TEXT PROVIDED
OGJ Newsletter
GENERAL INTEREST — Quick Takes
Shell anticipates loss of 2,800 jobs after BG merger
Following completion of its proposed merger with BG Group PLC, Royal Dutch Shell PLC says it expects an overall potential reduction of 2,800 jobs globally across the group, or 3% of the total combined group workforce (OGJ Online, Apr. 8, 2015). Shell deems the moves necessary to "achieve the expected benefits of the recommended combination, including previously disclosed and reported-on pretax synergies of $3.5 billion."
With BG's business expected to be integrated into Shell's business, Shell proposes that office consolidation is undertaken "where practical" in certain locations around the world. With regards to office footprint rationalization in the UK, Shell says it will, following deal completion, undertake a comprehensive review during the course of 2016.
The reductions are in addition to previously announced plans to reduce Shell's headcount and contractor positions by 7,500 globally. The newly proposed changes are subject to deal completion, engagement with affected employees, and relevant employee representatives.
Shell says further detailed work will be undertaken on the details of the proposed operational and administrative restructuring as part of ongoing integration planning. The deal remains on track for completion in early 2016.
Magnum Hunter files for bankruptcy protection
Magnum Hunter Resources Corp., Irving, Tex., has filed for Chapter 11 bankruptcy in a restructuring that involves $200 million in debtor-in-possession financing and conversion of debt into equity.
The company said support of creditors for its restructuring plan will enable it to emerge from bankruptcy with greatly diminished debt next April.
It has entered a restructuring support agreement with lenders that hold nearly all its first-lien debt, 66.5% in principal amount of its second-lien debt, and 79% in principal amount of its senior unsecured notes.
The agreement provides for conversion into equity of nearly all of Magnum Hunter's prepetition funded indebtedness and 100% of the company's contemplated postpetition debtor-in-possession financing.
The debtor-in-possession financing is a senior secured multidraw term loan backstopped by lenders in the restructuring support agreement. Magnum Hunter expects the financing to support stabilization of the company's operations. The debt-equity conversion will occur when the company exits bankruptcy.
On Sept. 30, Magnum Hunter reported total assets of $1.457 billion and total liabilities of $1.117 billion. For the first 9 months of 2015 it had a loss of $232 million, compared with a $234 million loss in the comparable period of 2014.

GIVEN DATA
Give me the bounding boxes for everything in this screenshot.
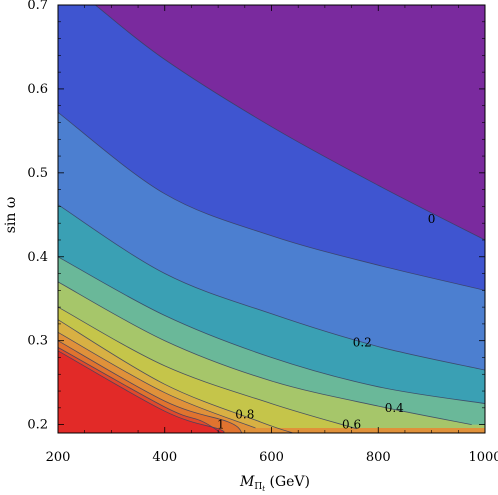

WORK INSTRUCTIONS
A) In the oil industry news, how many jobs does Shell expect to cut worldwide after merging with BG?
B) Pick up the oil industry news right after its last sentence and keep writing.
The data has nothing to do with the oil industry news.

RESULTS OF THE EXERCISE
A) 2,800 jobs, about 3% of the combined workforce.

B)
The company's operations are mostly in the Marcellus and Utica shale regions of the Appalachian basin. The company also has interests in acreage and production in Kentucky and has primarily nonoperating leasehold working interests in the Williston-Bakken shale region of North Dakota.
Magnum Hunter also has 45% equity ownership interest in Eureka Hunter Holdings LLC, which is not part of the bankruptcy.
Exploration & Development — Quick Takes
Contract let for Odd Job field in deepwater gulf
Deep Gulf Energy II LLC (DGE) has let a lump-sum contract to Technip SA to develop its Odd Job field on Mississippi Canyon Blocks 214 and 215 in the Gulf of Mexico. The ultradeepwater development lies offshore New Orleans in 4,800 ft of water.
Technip's scope will include project management and engineering services, installation of 23 km of pipe-in-pipe flowlines, and 2 km of steel catenary riser. The company also will design, fabricate, and install an in-line sled and flowline end termination. The offshore installation is expected to be completed by summer 2016, and will be performed with Technip's Beep Blue ultradeepwater pipelay and subsea construction vessel.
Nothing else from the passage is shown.